● Your task
From the data that follows, copy every line holding the string "citiţi".

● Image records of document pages
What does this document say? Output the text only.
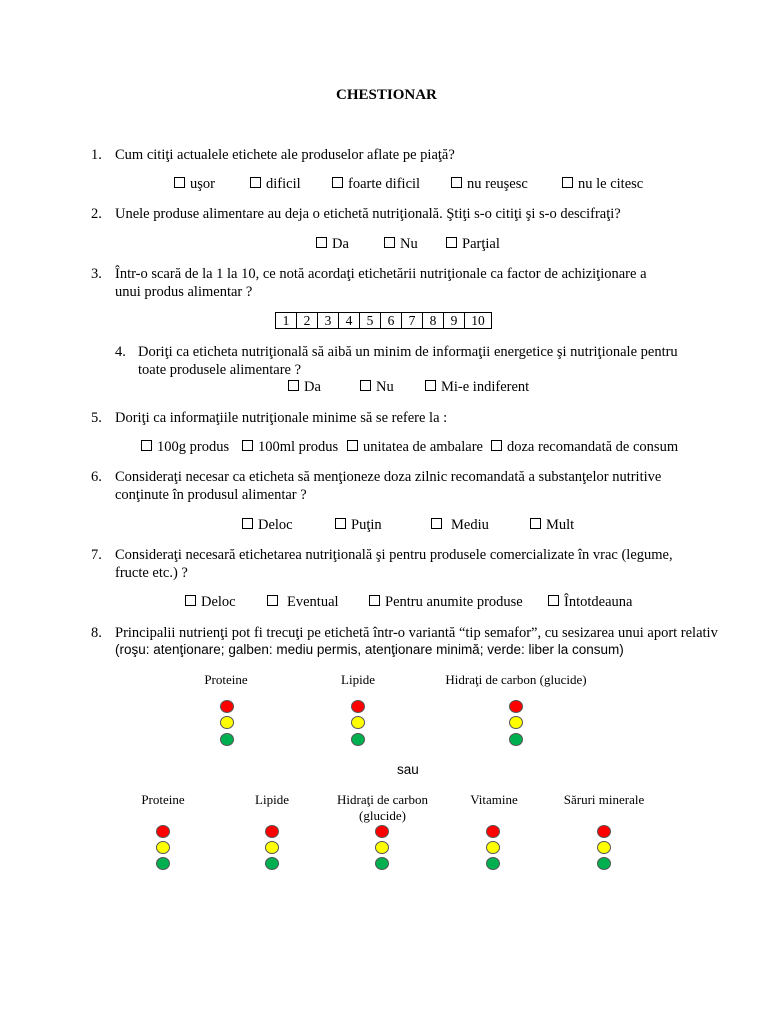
CHESTIONAR
1. Cum citiţi actualele etichete ale produselor aflate pe piaţă?
uşor	dificil	foarte dificil	nu reuşesc	nu le citesc
2. Unele produse alimentare au deja o etichetă nutriţională. Ştiţi s-o citiţi şi s-o descifraţi?
Da	Nu	Parţial
3. Într-o scară de la 1 la 10, ce notă acordaţi etichetării nutriţionale ca factor de achiziţionare a unui produs alimentar ?
1	2	3	4	5	6	7	8	9	10
4. Doriţi ca eticheta nutriţională să aibă un minim de informaţii energetice şi nutriţionale pentru toate produsele alimentare ?
Da	Nu	Mi-e indiferent
5. Doriţi ca informaţiile nutriţionale minime să se refere la :
100g produs	100ml produs	unitatea de ambalare	doza recomandată de consum
6. Consideraţi necesar ca eticheta să menţioneze doza zilnic recomandată a substanţelor nutritive conţinute în produsul alimentar ?
Deloc	Puţin	Mediu	Mult
7. Consideraţi necesară etichetarea nutriţională şi pentru produsele comercializate în vrac (legume, fructe etc.) ?
Deloc	Eventual	Pentru anumite produse	Întotdeauna
8. Principalii nutrienţi pot fi trecuţi pe etichetă într-o variantă “tip semafor”, cu sesizarea unui aport relativ
(roşu: atenţionare; galben: mediu permis, atenţionare minimă; verde: liber la consum)
Proteine	Lipide	Hidraţi de carbon (glucide)
sau
Proteine	Lipide	Hidraţi de carbon (glucide)
Vitamine	Săruri minerale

● Exercise response
1. Cum citiţi actualele etichete ale produselor aflate pe piaţă?
2. Unele produse alimentare au deja o etichetă nutriţională. Ştiţi s-o citiţi şi s-o descifraţi?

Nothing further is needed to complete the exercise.